§ **INSTRUCTION**
Print all the entries verbatim.

— Start GIVEN RECORDS —

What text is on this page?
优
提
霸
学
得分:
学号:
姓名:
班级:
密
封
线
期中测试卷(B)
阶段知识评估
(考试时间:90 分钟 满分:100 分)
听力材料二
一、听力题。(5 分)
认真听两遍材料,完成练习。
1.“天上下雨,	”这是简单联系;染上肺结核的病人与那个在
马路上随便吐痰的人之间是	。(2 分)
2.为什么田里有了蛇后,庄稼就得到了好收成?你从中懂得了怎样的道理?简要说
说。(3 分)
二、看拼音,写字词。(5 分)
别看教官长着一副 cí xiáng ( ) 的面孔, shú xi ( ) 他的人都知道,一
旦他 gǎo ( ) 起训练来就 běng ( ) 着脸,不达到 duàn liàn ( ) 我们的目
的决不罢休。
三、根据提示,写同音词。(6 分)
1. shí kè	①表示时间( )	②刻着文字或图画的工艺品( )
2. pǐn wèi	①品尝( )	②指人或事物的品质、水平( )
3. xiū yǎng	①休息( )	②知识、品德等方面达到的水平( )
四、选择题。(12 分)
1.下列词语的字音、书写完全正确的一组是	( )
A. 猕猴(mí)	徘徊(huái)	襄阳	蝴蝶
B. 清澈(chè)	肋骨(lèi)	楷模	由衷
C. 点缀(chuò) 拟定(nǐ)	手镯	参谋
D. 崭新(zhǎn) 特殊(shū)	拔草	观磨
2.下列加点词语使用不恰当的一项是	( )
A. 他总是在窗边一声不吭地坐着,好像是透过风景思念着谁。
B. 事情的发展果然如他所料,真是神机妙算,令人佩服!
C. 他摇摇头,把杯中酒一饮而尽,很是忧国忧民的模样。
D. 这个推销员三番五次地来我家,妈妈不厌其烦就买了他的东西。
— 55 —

— End GIVEN RECORDS —

§ **ANSWER TO THIS EXERCISE**
What text is on this page?
优
提
霸
学
得分:
学号:
姓名:
班级:
密
封
线
期中测试卷(B)
阶段知识评估
(考试时间:90 分钟 满分:100 分)
听力材料二
一、听力题。(5 分)
认真听两遍材料,完成练习。
1.“天上下雨,	”这是简单联系;染上肺结核的病人与那个在
马路上随便吐痰的人之间是	。(2 分)
2.为什么田里有了蛇后,庄稼就得到了好收成?你从中懂得了怎样的道理?简要说
说。(3 分)
二、看拼音,写字词。(5 分)
别看教官长着一副 cí xiáng ( ) 的面孔, shú xi ( ) 他的人都知道,一
旦他 gǎo ( ) 起训练来就 běng ( ) 着脸,不达到 duàn liàn ( ) 我们的目
的决不罢休。
三、根据提示,写同音词。(6 分)
1. shí kè	①表示时间( )	②刻着文字或图画的工艺品( )
2. pǐn wèi	①品尝( )	②指人或事物的品质、水平( )
3. xiū yǎng	①休息( )	②知识、品德等方面达到的水平( )
四、选择题。(12 分)
1.下列词语的字音、书写完全正确的一组是	( )
A. 猕猴(mí)	徘徊(huái)	襄阳	蝴蝶
B. 清澈(chè)	肋骨(lèi)	楷模	由衷
C. 点缀(chuò) 拟定(nǐ)	手镯	参谋
D. 崭新(zhǎn) 特殊(shū)	拔草	观磨
2.下列加点词语使用不恰当的一项是	( )
A. 他总是在窗边一声不吭地坐着,好像是透过风景思念着谁。
B. 事情的发展果然如他所料,真是神机妙算,令人佩服!
C. 他摇摇头,把杯中酒一饮而尽,很是忧国忧民的模样。
D. 这个推销员三番五次地来我家,妈妈不厌其烦就买了他的东西。
— 55 —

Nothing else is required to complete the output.